Instructions for the task: Wherever the word "非控制權益" appears in the entries, copy the whole line.
# Start of Dataset entries
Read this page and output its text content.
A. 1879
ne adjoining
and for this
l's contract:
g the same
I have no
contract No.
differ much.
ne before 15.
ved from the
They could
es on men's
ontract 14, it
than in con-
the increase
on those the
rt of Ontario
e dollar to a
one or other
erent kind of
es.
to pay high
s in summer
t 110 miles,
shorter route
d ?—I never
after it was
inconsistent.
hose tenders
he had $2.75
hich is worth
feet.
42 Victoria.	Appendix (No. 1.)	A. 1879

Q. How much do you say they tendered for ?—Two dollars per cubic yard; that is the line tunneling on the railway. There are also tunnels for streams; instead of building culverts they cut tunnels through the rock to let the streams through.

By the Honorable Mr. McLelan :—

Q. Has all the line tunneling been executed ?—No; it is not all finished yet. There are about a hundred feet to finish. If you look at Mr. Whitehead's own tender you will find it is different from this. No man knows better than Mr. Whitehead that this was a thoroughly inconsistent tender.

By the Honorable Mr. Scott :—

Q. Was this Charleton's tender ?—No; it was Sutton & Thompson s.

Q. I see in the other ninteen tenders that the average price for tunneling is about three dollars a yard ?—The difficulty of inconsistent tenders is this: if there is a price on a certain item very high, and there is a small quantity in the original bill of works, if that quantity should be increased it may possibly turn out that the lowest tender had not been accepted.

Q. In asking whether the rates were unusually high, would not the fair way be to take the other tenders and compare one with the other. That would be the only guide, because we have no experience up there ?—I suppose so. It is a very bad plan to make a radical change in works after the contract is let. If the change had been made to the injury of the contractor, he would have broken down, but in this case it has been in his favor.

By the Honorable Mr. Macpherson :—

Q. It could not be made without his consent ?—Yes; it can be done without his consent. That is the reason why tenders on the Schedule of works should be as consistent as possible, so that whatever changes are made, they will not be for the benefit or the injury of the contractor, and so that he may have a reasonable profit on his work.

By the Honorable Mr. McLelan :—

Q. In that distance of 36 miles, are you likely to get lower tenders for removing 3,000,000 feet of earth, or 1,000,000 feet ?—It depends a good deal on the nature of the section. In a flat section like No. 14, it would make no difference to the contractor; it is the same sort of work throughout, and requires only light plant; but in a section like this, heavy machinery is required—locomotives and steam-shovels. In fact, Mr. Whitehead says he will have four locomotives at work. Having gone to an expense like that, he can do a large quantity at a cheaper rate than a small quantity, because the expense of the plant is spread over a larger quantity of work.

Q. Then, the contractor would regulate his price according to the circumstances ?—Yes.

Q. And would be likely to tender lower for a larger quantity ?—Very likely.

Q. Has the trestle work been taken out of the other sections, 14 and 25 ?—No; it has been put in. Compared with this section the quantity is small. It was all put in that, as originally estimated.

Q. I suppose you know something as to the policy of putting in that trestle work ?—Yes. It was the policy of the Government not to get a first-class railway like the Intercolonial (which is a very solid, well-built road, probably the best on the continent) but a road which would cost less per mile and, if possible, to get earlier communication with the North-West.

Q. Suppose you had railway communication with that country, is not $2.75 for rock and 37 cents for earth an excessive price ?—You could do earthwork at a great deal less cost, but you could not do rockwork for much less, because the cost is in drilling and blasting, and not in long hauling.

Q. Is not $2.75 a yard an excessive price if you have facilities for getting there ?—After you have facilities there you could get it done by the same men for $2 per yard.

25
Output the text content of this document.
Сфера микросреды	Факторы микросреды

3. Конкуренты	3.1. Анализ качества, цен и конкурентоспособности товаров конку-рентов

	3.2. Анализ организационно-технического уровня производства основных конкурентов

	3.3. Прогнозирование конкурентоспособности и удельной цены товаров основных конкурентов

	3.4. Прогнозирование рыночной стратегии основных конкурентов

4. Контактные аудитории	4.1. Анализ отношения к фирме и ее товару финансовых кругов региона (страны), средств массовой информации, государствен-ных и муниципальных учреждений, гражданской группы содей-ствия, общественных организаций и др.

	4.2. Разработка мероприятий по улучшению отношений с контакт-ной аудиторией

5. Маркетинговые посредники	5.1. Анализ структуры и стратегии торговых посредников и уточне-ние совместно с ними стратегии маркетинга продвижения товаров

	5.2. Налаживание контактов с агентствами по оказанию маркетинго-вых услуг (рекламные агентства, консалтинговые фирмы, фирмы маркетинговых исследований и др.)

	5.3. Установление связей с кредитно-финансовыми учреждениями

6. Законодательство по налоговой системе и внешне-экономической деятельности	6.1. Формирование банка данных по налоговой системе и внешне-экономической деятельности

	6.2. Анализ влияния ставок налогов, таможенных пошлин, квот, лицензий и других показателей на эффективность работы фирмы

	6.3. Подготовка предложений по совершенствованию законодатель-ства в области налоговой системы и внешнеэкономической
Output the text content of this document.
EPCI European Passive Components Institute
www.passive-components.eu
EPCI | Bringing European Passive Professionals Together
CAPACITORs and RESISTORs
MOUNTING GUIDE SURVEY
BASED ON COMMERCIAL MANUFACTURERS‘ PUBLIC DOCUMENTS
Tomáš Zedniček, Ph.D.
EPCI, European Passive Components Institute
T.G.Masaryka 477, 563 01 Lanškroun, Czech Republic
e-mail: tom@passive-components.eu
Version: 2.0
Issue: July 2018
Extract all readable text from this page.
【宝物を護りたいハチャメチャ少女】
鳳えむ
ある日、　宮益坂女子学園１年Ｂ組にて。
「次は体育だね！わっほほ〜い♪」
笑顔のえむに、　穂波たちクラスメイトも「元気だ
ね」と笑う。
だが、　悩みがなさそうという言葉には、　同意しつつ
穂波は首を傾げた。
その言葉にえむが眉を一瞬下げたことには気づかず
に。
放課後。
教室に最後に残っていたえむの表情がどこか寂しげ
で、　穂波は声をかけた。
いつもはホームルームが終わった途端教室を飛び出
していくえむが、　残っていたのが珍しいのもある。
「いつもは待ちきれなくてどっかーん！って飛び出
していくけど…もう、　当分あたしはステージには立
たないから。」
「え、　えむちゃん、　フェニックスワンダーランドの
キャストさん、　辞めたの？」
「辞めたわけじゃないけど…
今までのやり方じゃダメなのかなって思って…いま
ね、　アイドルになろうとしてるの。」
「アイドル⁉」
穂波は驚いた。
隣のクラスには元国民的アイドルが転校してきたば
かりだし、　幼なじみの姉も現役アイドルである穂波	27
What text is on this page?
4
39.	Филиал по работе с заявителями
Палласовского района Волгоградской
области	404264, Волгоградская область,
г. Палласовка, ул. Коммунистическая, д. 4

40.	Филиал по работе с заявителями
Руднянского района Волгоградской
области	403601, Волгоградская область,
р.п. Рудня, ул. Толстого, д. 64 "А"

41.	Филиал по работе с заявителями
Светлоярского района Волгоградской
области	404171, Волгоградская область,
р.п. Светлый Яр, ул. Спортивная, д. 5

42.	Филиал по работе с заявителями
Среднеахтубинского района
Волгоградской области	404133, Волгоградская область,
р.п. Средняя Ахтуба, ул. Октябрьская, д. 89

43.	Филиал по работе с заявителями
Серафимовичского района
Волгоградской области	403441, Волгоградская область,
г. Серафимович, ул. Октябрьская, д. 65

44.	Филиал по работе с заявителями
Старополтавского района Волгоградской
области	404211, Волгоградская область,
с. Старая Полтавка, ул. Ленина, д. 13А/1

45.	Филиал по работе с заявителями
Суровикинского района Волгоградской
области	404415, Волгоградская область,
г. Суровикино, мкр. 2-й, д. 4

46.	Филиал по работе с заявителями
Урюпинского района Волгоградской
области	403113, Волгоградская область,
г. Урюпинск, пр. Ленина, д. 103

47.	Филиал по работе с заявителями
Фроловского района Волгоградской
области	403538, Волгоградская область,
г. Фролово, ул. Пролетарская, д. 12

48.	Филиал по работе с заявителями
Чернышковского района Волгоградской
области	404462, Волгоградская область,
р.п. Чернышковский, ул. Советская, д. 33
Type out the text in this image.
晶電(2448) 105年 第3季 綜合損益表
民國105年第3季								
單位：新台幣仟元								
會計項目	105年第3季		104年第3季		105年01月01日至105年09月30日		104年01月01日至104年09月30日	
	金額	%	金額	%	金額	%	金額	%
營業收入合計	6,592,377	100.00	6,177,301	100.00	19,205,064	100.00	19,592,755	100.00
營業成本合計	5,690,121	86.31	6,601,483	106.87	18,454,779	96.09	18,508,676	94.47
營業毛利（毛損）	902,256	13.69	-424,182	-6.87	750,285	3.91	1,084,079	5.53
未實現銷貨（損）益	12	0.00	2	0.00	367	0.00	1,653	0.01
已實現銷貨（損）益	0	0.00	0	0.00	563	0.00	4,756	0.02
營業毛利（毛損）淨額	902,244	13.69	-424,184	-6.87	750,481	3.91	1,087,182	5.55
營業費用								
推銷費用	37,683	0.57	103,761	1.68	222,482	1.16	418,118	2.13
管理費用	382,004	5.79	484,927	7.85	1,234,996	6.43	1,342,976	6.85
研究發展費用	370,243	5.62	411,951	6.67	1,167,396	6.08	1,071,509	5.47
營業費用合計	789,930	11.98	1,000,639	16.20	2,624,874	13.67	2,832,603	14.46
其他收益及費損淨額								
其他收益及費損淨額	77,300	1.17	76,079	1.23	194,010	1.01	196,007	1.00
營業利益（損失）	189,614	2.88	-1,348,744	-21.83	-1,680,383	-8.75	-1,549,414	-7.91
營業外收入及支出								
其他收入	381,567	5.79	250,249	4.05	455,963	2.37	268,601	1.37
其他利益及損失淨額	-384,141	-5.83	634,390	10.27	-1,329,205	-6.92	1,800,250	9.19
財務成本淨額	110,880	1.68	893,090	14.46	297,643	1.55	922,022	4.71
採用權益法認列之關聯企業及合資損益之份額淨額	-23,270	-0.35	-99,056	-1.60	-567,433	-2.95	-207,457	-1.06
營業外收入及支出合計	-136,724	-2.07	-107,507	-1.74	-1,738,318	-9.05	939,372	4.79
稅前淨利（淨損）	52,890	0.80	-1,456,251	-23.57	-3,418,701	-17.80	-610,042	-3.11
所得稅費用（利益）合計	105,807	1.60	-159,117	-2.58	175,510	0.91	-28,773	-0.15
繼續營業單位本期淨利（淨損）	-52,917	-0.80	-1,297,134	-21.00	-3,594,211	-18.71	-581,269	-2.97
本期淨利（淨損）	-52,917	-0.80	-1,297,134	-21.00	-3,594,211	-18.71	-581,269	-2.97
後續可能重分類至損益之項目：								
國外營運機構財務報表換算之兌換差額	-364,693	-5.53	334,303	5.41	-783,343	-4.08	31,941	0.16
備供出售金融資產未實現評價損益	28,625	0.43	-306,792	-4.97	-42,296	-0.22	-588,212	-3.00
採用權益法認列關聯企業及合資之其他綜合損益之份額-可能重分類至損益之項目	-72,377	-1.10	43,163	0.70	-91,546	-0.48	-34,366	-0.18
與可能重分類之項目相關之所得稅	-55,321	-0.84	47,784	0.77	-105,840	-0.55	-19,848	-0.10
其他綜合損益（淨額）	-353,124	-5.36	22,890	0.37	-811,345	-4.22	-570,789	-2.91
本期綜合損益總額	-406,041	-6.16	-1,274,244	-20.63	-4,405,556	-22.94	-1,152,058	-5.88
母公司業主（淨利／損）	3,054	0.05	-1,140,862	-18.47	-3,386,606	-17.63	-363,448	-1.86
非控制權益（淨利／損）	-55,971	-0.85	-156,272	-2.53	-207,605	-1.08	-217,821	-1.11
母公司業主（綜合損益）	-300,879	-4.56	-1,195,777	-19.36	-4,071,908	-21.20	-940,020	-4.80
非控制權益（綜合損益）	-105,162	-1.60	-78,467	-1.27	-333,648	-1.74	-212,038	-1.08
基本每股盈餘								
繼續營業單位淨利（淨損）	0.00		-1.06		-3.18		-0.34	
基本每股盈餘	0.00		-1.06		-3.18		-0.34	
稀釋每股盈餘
# End of Dataset entries
Exercise output:
非控制權益（淨利／損）	-55,971	-0.85	-156,272	-2.53	-207,605	-1.08	-217,821	-1.11
非控制權益（綜合損益）	-105,162	-1.60	-78,467	-1.27	-333,648	-1.74	-212,038	-1.08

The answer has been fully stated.